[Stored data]
# # # # # # #
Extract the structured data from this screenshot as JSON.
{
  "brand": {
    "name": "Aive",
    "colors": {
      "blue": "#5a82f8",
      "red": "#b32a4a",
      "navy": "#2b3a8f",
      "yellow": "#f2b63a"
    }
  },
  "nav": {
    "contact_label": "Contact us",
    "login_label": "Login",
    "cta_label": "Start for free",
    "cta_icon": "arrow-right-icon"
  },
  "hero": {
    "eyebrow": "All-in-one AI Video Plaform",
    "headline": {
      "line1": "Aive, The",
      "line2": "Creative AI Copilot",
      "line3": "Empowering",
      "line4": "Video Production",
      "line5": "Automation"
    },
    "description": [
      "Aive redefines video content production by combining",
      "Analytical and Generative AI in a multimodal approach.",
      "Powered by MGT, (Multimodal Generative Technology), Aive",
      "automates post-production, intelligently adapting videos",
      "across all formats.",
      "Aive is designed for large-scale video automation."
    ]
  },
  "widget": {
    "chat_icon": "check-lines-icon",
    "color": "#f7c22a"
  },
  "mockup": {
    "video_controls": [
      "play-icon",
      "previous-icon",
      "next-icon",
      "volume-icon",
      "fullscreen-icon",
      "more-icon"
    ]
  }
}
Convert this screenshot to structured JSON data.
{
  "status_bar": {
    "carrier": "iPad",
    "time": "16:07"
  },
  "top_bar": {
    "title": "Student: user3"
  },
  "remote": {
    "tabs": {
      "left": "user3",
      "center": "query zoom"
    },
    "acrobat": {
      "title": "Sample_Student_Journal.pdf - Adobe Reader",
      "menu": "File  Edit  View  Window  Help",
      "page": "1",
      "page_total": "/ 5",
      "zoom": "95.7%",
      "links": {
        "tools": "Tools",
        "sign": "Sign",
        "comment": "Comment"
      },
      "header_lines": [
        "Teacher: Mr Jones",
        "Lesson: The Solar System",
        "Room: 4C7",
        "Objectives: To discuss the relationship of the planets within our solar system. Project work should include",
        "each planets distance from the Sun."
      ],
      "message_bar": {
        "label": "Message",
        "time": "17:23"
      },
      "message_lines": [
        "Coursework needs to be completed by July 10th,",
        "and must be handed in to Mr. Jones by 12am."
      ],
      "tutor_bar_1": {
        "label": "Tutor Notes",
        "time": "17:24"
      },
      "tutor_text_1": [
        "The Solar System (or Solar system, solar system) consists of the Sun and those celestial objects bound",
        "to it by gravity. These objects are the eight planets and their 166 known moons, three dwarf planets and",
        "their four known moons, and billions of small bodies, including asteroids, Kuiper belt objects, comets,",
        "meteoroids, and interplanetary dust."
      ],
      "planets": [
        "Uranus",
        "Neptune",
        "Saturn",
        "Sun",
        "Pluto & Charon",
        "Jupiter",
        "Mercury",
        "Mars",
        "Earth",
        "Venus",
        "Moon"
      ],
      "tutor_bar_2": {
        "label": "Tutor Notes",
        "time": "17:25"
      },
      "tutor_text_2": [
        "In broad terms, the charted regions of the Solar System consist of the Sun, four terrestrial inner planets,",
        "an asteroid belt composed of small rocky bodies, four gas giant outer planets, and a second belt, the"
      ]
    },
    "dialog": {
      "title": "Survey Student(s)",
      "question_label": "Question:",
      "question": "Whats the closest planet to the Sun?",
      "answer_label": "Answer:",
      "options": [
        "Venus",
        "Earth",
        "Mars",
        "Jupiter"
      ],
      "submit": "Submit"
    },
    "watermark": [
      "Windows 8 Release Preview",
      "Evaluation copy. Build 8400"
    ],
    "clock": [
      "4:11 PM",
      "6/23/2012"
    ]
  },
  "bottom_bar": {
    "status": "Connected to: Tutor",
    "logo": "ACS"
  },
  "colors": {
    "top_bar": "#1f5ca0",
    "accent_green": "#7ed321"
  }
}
# # # # # # #
**EXERCISE PROMPT:** Copy down every line of the entries containing the word "objects".

**THE OUTPUT:**
        "The Solar System (or Solar system, solar system) consists of the Sun and those celestial objects bound",
        "to it by gravity. These objects are the eight planets and their 166 known moons, three dwarf planets and",
        "their four known moons, and billions of small bodies, including asteroids, Kuiper belt objects, comets,",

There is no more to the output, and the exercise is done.